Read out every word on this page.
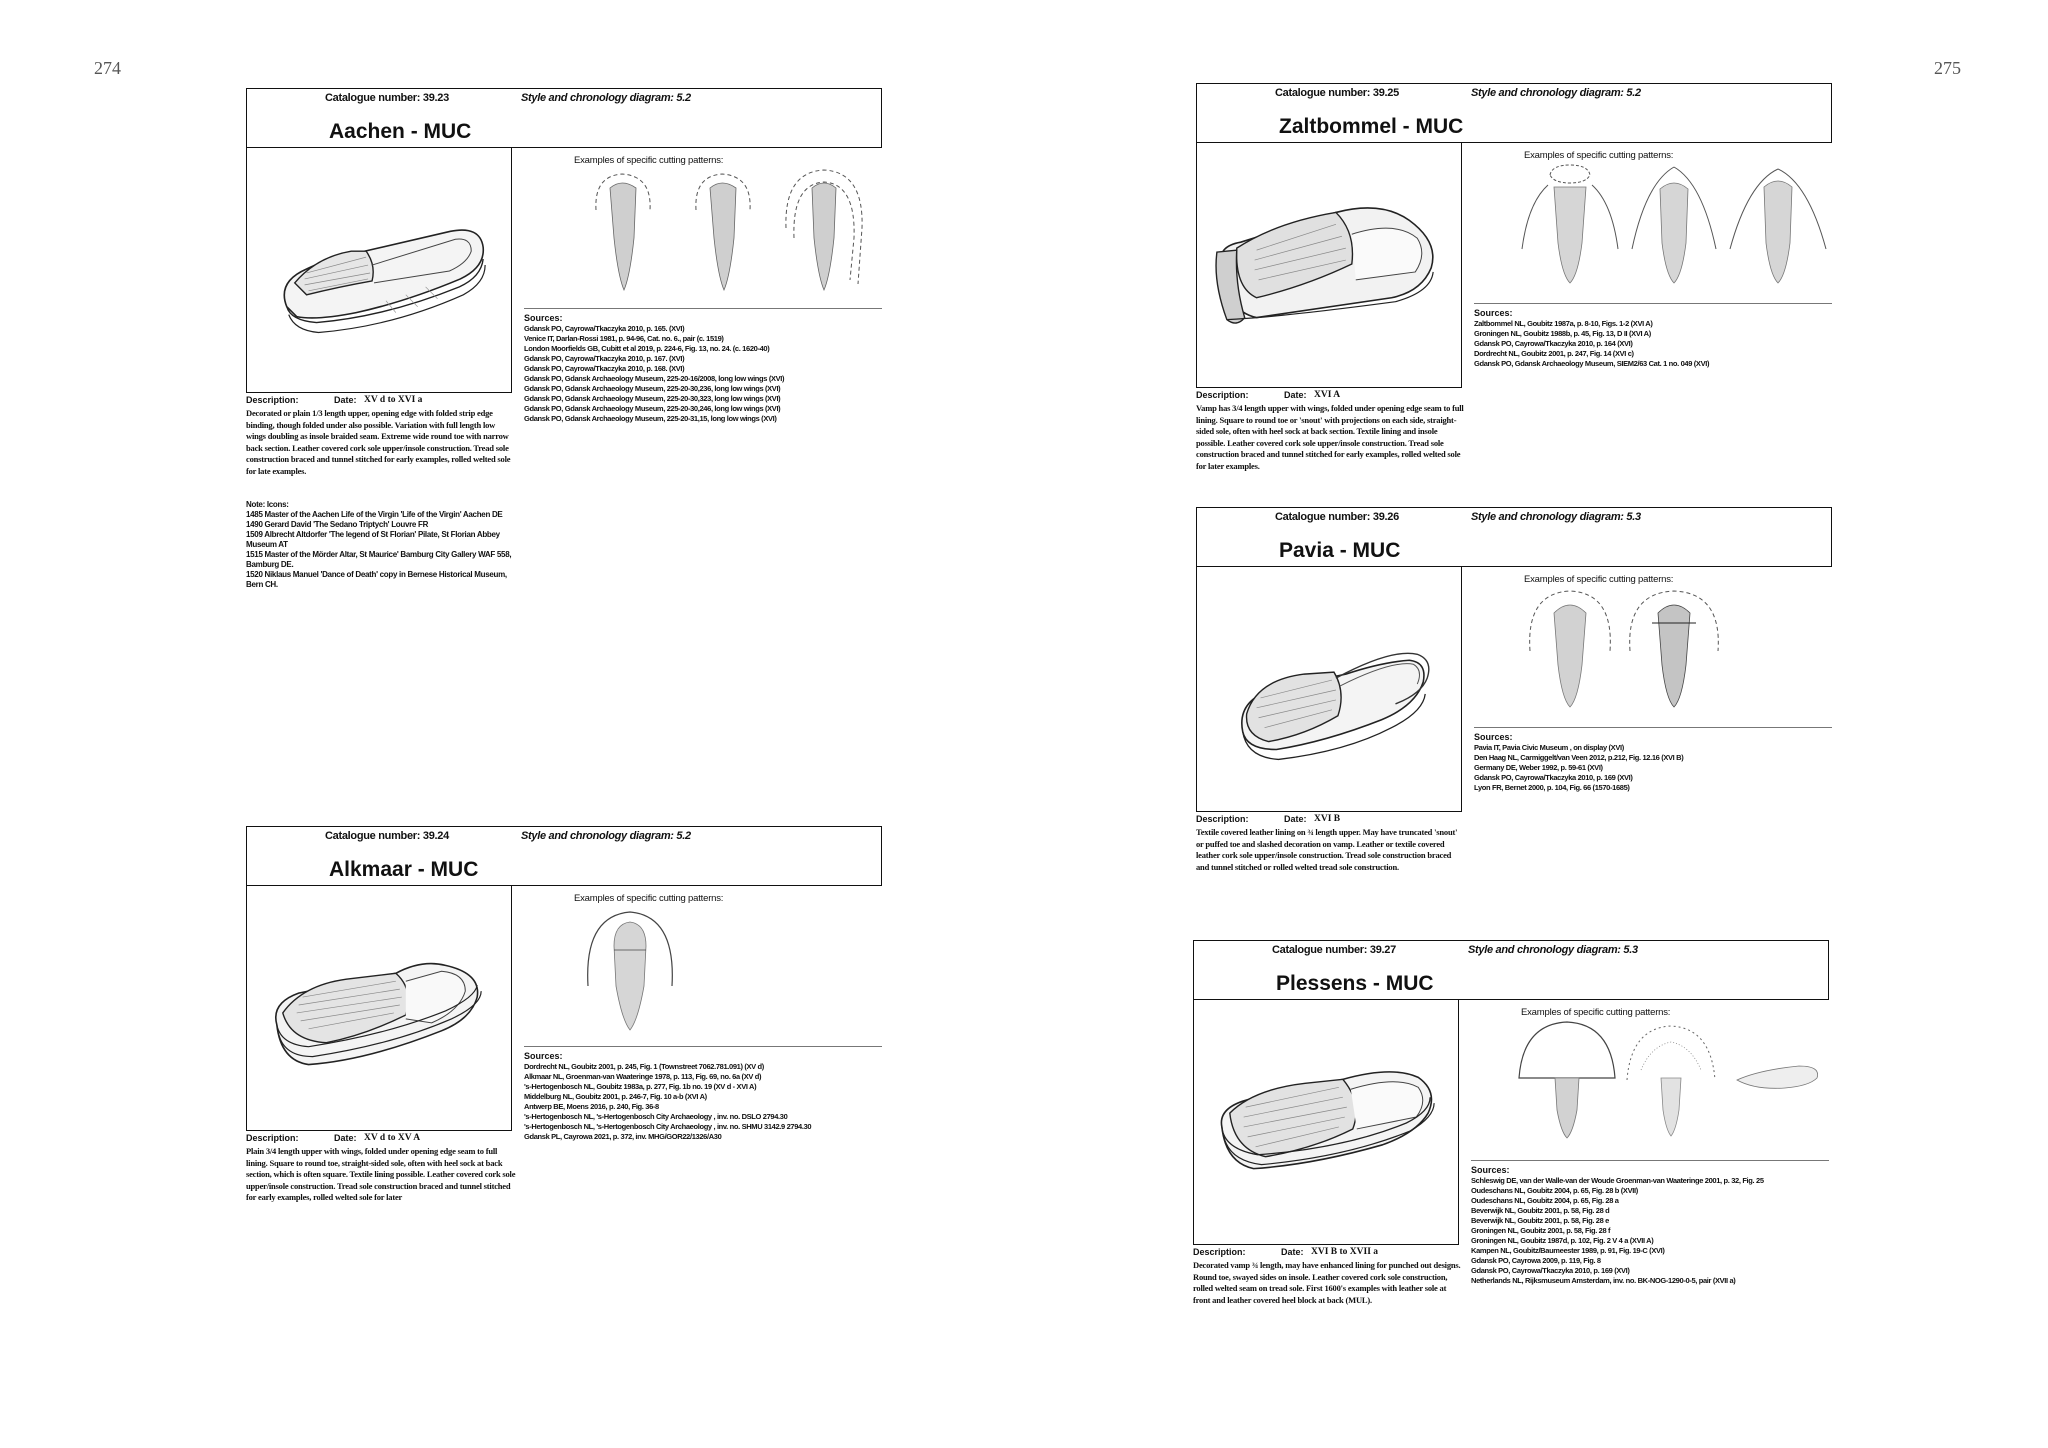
274	275
Catalogue number: 39.23	Style and chronology diagram: 5.2
Aachen - MUC
Examples of specific cutting patterns:
Sources:
Gdansk PO, Cayrowa/Tkaczyka 2010, p. 165. (XVI)
Venice IT, Darlan-Rossi 1981, p. 94-96, Cat. no. 6., pair (c. 1519)
London Moorfields GB, Cubitt et al 2019, p. 224-6, Fig. 13, no. 24. (c. 1620-40)
Gdansk PO, Cayrowa/Tkaczyka 2010, p. 167. (XVI)
Gdansk PO, Cayrowa/Tkaczyka 2010, p. 168. (XVI)
Gdansk PO, Gdansk Archaeology Museum, 225-20-16/2008, long low wings (XVI)
Gdansk PO, Gdansk Archaeology Museum, 225-20-30,236, long low wings (XVI)
Gdansk PO, Gdansk Archaeology Museum, 225-20-30,323, long low wings (XVI)
Gdansk PO, Gdansk Archaeology Museum, 225-20-30,246, long low wings (XVI)
Gdansk PO, Gdansk Archaeology Museum, 225-20-31,15, long low wings (XVI)
Description:	Date: XV d to XVI a
Decorated or plain 1/3 length upper, opening edge with folded strip edge binding, though folded under also possible. Variation with full length low wings doubling as insole braided seam. Extreme wide round toe with narrow back section. Leather covered cork sole upper/insole construction. Tread sole construction braced and tunnel stitched for early examples, rolled welted sole for late examples.
Note: Icons:
1485 Master of the Aachen Life of the Virgin 'Life of the Virgin' Aachen DE
1490 Gerard David 'The Sedano Triptych' Louvre FR
1509 Albrecht Altdorfer 'The legend of St Florian' Pilate, St Florian Abbey Museum AT
1515 Master of the Mörder Altar, St Maurice' Bamburg City Gallery WAF 558, Bamburg DE.
1520 Niklaus Manuel 'Dance of Death' copy in Bernese Historical Museum, Bern CH.
Catalogue number: 39.24	Style and chronology diagram: 5.2
Alkmaar - MUC
Examples of specific cutting patterns:
Sources:
Dordrecht NL, Goubitz 2001, p. 245, Fig. 1 (Townstreet 7062.781.091) (XV d)
Alkmaar NL, Groenman-van Waateringe 1978, p. 113, Fig. 69, no. 6a (XV d)
's-Hertogenbosch NL, Goubitz 1983a, p. 277, Fig. 1b no. 19 (XV d - XVI A)
Middelburg NL, Goubitz 2001, p. 246-7, Fig. 10 a-b (XVI A)
Antwerp BE, Moens 2016, p. 240, Fig. 36-8
's-Hertogenbosch NL, 's-Hertogenbosch City Archaeology , inv. no. DSLO 2794.30
's-Hertogenbosch NL, 's-Hertogenbosch City Archaeology , inv. no. SHMU 3142.9 2794.30
Gdansk PL, Cayrowa 2021, p. 372, inv. MHG/GOR22/1326/A30
Description:	Date: XV d to XV A
Plain 3/4 length upper with wings, folded under opening edge seam to full lining. Square to round toe, straight-sided sole, often with heel sock at back section, which is often square. Textile lining possible. Leather covered cork sole upper/insole construction. Tread sole construction braced and tunnel stitched for early examples, rolled welted sole for later
Catalogue number: 39.25	Style and chronology diagram: 5.2
Zaltbommel - MUC
Examples of specific cutting patterns:
Sources:
Zaltbommel NL, Goubitz 1987a, p. 8-10, Figs. 1-2 (XVI A)
Groningen NL, Goubitz 1988b, p. 45, Fig. 13, D II (XVI A)
Gdansk PO, Cayrowa/Tkaczyka 2010, p. 164 (XVI)
Dordrecht NL, Goubitz 2001, p. 247, Fig. 14 (XVI c)
Gdansk PO, Gdansk Archaeology Museum, SIEM2/63 Cat. 1 no. 049 (XVI)
Description:	Date: XVI A
Vamp has 3/4 length upper with wings, folded under opening edge seam to full lining. Square to round toe or 'snout' with projections on each side, straight-sided sole, often with heel sock at back section. Textile lining and insole possible. Leather covered cork sole upper/insole construction. Tread sole construction braced and tunnel stitched for early examples, rolled welted sole for later examples.
Catalogue number: 39.26	Style and chronology diagram: 5.3
Pavia - MUC
Examples of specific cutting patterns:
Sources:
Pavia IT, Pavia Civic Museum , on display (XVI)
Den Haag NL, Carmiggelt/van Veen 2012, p.212, Fig. 12.16 (XVI B)
Germany DE, Weber 1992, p. 59-61 (XVI)
Gdansk PO, Cayrowa/Tkaczyka 2010, p. 169 (XVI)
Lyon FR, Bernet 2000, p. 104, Fig. 66 (1570-1685)
Description:	Date: XVI B
Textile covered leather lining on ¾ length upper. May have truncated 'snout' or puffed toe and slashed decoration on vamp. Leather or textile covered leather cork sole upper/insole construction. Tread sole construction braced and tunnel stitched or rolled welted tread sole construction.
Catalogue number: 39.27	Style and chronology diagram: 5.3
Plessens - MUC
Examples of specific cutting patterns:
Sources:
Schleswig DE, van der Walle-van der Woude Groenman-van Waateringe 2001, p. 32, Fig. 25
Oudeschans NL, Goubitz 2004, p. 65, Fig. 28 b (XVII)
Oudeschans NL, Goubitz 2004, p. 65, Fig. 28 a
Beverwijk NL, Goubitz 2001, p. 58, Fig. 28 d
Beverwijk NL, Goubitz 2001, p. 58, Fig. 28 e
Groningen NL, Goubitz 2001, p. 58, Fig. 28 f
Groningen NL, Goubitz 1987d, p. 102, Fig. 2 V 4 a (XVII A)
Kampen NL, Goubitz/Baumeester 1989, p. 91, Fig. 19-C (XVI)
Gdansk PO, Cayrowa 2009, p. 119, Fig. 8
Gdansk PO, Cayrowa/Tkaczyka 2010, p. 169 (XVI)
Netherlands NL, Rijksmuseum Amsterdam, inv. no. BK-NOG-1290-0-5, pair (XVII a)
Description:	Date: XVI B to XVII a
Decorated vamp ¾ length, may have enhanced lining for punched out designs. Round toe, swayed sides on insole. Leather covered cork sole construction, rolled welted seam on tread sole. First 1600's examples with leather sole at front and leather covered heel block at back (MUL).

**Exercise prompt**
The records shown above are to be repeated exactly, with the pictures left out.

**Answer for this exercise**
Read out every word on this page.
274	275
Catalogue number: 39.23	Style and chronology diagram: 5.2
Aachen - MUC
Examples of specific cutting patterns:
Sources:
Gdansk PO, Cayrowa/Tkaczyka 2010, p. 165. (XVI)
Venice IT, Darlan-Rossi 1981, p. 94-96, Cat. no. 6., pair (c. 1519)
London Moorfields GB, Cubitt et al 2019, p. 224-6, Fig. 13, no. 24. (c. 1620-40)
Gdansk PO, Cayrowa/Tkaczyka 2010, p. 167. (XVI)
Gdansk PO, Cayrowa/Tkaczyka 2010, p. 168. (XVI)
Gdansk PO, Gdansk Archaeology Museum, 225-20-16/2008, long low wings (XVI)
Gdansk PO, Gdansk Archaeology Museum, 225-20-30,236, long low wings (XVI)
Gdansk PO, Gdansk Archaeology Museum, 225-20-30,323, long low wings (XVI)
Gdansk PO, Gdansk Archaeology Museum, 225-20-30,246, long low wings (XVI)
Gdansk PO, Gdansk Archaeology Museum, 225-20-31,15, long low wings (XVI)
Description:	Date: XV d to XVI a
Decorated or plain 1/3 length upper, opening edge with folded strip edge binding, though folded under also possible. Variation with full length low wings doubling as insole braided seam. Extreme wide round toe with narrow back section. Leather covered cork sole upper/insole construction. Tread sole construction braced and tunnel stitched for early examples, rolled welted sole for late examples.
Note: Icons:
1485 Master of the Aachen Life of the Virgin 'Life of the Virgin' Aachen DE
1490 Gerard David 'The Sedano Triptych' Louvre FR
1509 Albrecht Altdorfer 'The legend of St Florian' Pilate, St Florian Abbey Museum AT
1515 Master of the Mörder Altar, St Maurice' Bamburg City Gallery WAF 558, Bamburg DE.
1520 Niklaus Manuel 'Dance of Death' copy in Bernese Historical Museum, Bern CH.
Catalogue number: 39.24	Style and chronology diagram: 5.2
Alkmaar - MUC
Examples of specific cutting patterns:
Sources:
Dordrecht NL, Goubitz 2001, p. 245, Fig. 1 (Townstreet 7062.781.091) (XV d)
Alkmaar NL, Groenman-van Waateringe 1978, p. 113, Fig. 69, no. 6a (XV d)
's-Hertogenbosch NL, Goubitz 1983a, p. 277, Fig. 1b no. 19 (XV d - XVI A)
Middelburg NL, Goubitz 2001, p. 246-7, Fig. 10 a-b (XVI A)
Antwerp BE, Moens 2016, p. 240, Fig. 36-8
's-Hertogenbosch NL, 's-Hertogenbosch City Archaeology , inv. no. DSLO 2794.30
's-Hertogenbosch NL, 's-Hertogenbosch City Archaeology , inv. no. SHMU 3142.9 2794.30
Gdansk PL, Cayrowa 2021, p. 372, inv. MHG/GOR22/1326/A30
Description:	Date: XV d to XV A
Plain 3/4 length upper with wings, folded under opening edge seam to full lining. Square to round toe, straight-sided sole, often with heel sock at back section, which is often square. Textile lining possible. Leather covered cork sole upper/insole construction. Tread sole construction braced and tunnel stitched for early examples, rolled welted sole for later
Catalogue number: 39.25	Style and chronology diagram: 5.2
Zaltbommel - MUC
Examples of specific cutting patterns:
Sources:
Zaltbommel NL, Goubitz 1987a, p. 8-10, Figs. 1-2 (XVI A)
Groningen NL, Goubitz 1988b, p. 45, Fig. 13, D II (XVI A)
Gdansk PO, Cayrowa/Tkaczyka 2010, p. 164 (XVI)
Dordrecht NL, Goubitz 2001, p. 247, Fig. 14 (XVI c)
Gdansk PO, Gdansk Archaeology Museum, SIEM2/63 Cat. 1 no. 049 (XVI)
Description:	Date: XVI A
Vamp has 3/4 length upper with wings, folded under opening edge seam to full lining. Square to round toe or 'snout' with projections on each side, straight-sided sole, often with heel sock at back section. Textile lining and insole possible. Leather covered cork sole upper/insole construction. Tread sole construction braced and tunnel stitched for early examples, rolled welted sole for later examples.
Catalogue number: 39.26	Style and chronology diagram: 5.3
Pavia - MUC
Examples of specific cutting patterns:
Sources:
Pavia IT, Pavia Civic Museum , on display (XVI)
Den Haag NL, Carmiggelt/van Veen 2012, p.212, Fig. 12.16 (XVI B)
Germany DE, Weber 1992, p. 59-61 (XVI)
Gdansk PO, Cayrowa/Tkaczyka 2010, p. 169 (XVI)
Lyon FR, Bernet 2000, p. 104, Fig. 66 (1570-1685)
Description:	Date: XVI B
Textile covered leather lining on ¾ length upper. May have truncated 'snout' or puffed toe and slashed decoration on vamp. Leather or textile covered leather cork sole upper/insole construction. Tread sole construction braced and tunnel stitched or rolled welted tread sole construction.
Catalogue number: 39.27	Style and chronology diagram: 5.3
Plessens - MUC
Examples of specific cutting patterns:
Sources:
Schleswig DE, van der Walle-van der Woude Groenman-van Waateringe 2001, p. 32, Fig. 25
Oudeschans NL, Goubitz 2004, p. 65, Fig. 28 b (XVII)
Oudeschans NL, Goubitz 2004, p. 65, Fig. 28 a
Beverwijk NL, Goubitz 2001, p. 58, Fig. 28 d
Beverwijk NL, Goubitz 2001, p. 58, Fig. 28 e
Groningen NL, Goubitz 2001, p. 58, Fig. 28 f
Groningen NL, Goubitz 1987d, p. 102, Fig. 2 V 4 a (XVII A)
Kampen NL, Goubitz/Baumeester 1989, p. 91, Fig. 19-C (XVI)
Gdansk PO, Cayrowa 2009, p. 119, Fig. 8
Gdansk PO, Cayrowa/Tkaczyka 2010, p. 169 (XVI)
Netherlands NL, Rijksmuseum Amsterdam, inv. no. BK-NOG-1290-0-5, pair (XVII a)
Description:	Date: XVI B to XVII a
Decorated vamp ¾ length, may have enhanced lining for punched out designs. Round toe, swayed sides on insole. Leather covered cork sole construction, rolled welted seam on tread sole. First 1600's examples with leather sole at front and leather covered heel block at back (MUL).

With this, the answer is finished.